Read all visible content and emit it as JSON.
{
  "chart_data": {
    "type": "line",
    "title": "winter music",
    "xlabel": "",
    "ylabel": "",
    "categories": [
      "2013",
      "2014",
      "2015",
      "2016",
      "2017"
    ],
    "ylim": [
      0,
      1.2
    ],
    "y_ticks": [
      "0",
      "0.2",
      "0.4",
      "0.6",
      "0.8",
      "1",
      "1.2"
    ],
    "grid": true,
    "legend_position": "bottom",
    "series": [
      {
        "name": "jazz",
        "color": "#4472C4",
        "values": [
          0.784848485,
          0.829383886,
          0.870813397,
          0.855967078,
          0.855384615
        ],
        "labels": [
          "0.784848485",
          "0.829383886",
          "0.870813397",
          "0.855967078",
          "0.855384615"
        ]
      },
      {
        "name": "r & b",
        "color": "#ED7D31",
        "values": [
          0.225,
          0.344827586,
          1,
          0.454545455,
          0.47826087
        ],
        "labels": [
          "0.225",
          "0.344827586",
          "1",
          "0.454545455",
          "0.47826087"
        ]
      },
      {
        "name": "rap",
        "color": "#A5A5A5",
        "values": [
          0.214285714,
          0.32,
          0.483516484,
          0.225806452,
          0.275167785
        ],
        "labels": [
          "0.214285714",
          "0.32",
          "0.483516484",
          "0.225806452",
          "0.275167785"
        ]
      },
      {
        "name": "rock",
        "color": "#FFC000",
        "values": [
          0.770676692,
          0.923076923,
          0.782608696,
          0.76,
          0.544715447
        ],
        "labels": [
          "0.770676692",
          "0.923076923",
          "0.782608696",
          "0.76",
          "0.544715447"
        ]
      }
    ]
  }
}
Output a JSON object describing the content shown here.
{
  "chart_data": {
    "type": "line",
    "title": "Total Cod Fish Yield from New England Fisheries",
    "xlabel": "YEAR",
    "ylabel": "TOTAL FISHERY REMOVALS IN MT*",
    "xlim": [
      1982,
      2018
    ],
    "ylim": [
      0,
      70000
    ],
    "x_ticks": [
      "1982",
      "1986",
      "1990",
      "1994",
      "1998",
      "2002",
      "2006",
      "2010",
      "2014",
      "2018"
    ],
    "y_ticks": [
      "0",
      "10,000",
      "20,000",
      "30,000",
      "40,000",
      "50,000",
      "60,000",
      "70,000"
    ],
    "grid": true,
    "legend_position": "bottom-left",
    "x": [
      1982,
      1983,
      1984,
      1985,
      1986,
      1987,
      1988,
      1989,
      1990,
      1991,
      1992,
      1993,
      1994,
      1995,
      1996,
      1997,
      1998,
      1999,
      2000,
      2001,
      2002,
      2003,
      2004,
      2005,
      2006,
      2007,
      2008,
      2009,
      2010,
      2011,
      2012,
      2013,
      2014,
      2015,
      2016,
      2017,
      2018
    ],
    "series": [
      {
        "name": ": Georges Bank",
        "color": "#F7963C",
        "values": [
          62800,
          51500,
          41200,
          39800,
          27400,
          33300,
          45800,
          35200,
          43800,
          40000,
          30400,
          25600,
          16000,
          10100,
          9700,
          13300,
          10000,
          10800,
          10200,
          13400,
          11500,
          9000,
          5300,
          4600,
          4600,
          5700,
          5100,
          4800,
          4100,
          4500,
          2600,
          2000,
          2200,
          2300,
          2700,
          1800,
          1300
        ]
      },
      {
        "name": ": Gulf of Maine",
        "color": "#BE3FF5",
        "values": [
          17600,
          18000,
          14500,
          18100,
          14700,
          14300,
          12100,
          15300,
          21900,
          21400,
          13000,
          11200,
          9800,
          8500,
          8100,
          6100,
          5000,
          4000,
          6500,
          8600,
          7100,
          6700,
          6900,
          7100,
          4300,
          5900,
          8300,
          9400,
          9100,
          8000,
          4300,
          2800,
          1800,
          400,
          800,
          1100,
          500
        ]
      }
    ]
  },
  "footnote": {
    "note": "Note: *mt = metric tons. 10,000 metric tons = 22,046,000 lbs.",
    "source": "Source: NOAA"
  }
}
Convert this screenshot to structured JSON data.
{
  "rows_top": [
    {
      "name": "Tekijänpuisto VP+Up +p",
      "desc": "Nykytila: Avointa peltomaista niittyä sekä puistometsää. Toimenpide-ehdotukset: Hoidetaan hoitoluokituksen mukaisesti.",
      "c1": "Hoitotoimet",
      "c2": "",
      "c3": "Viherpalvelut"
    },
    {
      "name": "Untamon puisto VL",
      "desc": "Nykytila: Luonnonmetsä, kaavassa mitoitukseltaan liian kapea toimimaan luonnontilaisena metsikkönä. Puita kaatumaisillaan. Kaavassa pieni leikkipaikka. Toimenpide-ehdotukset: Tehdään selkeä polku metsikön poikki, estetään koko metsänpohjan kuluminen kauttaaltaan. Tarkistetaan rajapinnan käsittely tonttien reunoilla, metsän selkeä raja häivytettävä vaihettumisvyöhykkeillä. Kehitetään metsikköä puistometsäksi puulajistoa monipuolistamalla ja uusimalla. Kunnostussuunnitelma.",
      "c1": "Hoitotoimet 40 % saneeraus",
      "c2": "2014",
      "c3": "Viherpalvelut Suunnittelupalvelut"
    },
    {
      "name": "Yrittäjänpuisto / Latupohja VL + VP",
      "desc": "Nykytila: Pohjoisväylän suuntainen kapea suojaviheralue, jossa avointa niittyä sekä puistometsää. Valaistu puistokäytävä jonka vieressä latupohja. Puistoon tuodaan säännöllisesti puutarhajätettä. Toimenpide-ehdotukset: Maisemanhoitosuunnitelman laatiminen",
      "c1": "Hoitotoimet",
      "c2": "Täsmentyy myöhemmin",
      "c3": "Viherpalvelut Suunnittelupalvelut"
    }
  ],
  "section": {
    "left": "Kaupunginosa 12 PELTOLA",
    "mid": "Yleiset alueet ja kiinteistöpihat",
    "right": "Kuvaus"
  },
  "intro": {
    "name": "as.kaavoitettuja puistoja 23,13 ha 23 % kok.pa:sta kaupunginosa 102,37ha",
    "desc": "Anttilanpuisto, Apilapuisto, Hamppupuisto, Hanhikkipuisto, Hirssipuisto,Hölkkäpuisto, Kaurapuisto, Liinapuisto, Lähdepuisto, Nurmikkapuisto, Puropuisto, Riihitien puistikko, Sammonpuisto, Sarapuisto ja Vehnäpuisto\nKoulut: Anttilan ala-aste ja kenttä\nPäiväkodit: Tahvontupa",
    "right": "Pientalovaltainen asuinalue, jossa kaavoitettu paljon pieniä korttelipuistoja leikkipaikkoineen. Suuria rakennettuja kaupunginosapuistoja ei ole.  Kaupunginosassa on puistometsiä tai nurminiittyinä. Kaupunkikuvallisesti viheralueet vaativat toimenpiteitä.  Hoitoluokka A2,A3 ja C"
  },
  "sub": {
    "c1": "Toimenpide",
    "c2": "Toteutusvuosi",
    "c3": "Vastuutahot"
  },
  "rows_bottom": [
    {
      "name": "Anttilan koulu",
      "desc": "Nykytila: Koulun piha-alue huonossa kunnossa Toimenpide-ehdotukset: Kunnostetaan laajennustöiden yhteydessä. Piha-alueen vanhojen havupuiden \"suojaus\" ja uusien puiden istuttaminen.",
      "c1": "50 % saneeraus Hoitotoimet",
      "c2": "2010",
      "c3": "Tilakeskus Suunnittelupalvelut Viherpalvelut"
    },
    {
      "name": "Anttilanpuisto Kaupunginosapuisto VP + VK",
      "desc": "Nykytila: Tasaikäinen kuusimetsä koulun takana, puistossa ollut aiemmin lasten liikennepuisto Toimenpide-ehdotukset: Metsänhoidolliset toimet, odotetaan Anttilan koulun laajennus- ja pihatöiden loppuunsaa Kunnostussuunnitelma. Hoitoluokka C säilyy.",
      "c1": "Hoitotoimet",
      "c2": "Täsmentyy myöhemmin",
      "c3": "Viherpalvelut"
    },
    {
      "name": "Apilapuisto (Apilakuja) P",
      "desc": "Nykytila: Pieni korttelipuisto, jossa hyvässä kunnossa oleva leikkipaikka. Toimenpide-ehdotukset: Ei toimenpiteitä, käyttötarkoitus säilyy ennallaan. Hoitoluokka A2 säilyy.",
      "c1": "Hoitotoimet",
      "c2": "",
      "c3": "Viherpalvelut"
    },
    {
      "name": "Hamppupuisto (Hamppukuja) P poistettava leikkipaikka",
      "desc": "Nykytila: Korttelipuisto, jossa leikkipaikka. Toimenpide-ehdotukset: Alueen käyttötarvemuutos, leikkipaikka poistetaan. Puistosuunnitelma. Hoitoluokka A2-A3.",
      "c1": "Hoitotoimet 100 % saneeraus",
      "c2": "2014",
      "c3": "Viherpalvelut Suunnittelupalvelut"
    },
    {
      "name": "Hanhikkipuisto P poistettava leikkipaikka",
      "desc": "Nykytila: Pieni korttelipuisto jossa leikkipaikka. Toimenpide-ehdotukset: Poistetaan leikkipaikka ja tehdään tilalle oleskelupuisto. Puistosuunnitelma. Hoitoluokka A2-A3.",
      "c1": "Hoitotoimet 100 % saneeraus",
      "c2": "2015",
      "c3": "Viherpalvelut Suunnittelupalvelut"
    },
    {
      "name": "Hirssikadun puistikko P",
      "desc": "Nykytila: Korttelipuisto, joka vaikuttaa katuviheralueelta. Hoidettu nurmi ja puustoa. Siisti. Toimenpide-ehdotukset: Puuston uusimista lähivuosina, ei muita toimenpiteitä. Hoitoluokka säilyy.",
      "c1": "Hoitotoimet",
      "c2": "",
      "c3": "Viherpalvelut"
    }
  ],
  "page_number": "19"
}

++++++++

Find the word "kunnossa" in the data and show each line that holds it.

      "desc": "Nykytila: Koulun piha-alue huonossa kunnossa Toimenpide-ehdotukset: Kunnostetaan laajennustöiden yhteydessä. Piha-alueen vanhojen havupuiden \"suojaus\" ja uusien puiden istuttaminen.",
      "desc": "Nykytila: Pieni korttelipuisto, jossa hyvässä kunnossa oleva leikkipaikka. Toimenpide-ehdotukset: Ei toimenpiteitä, käyttötarkoitus säilyy ennallaan. Hoitoluokka A2 säilyy.",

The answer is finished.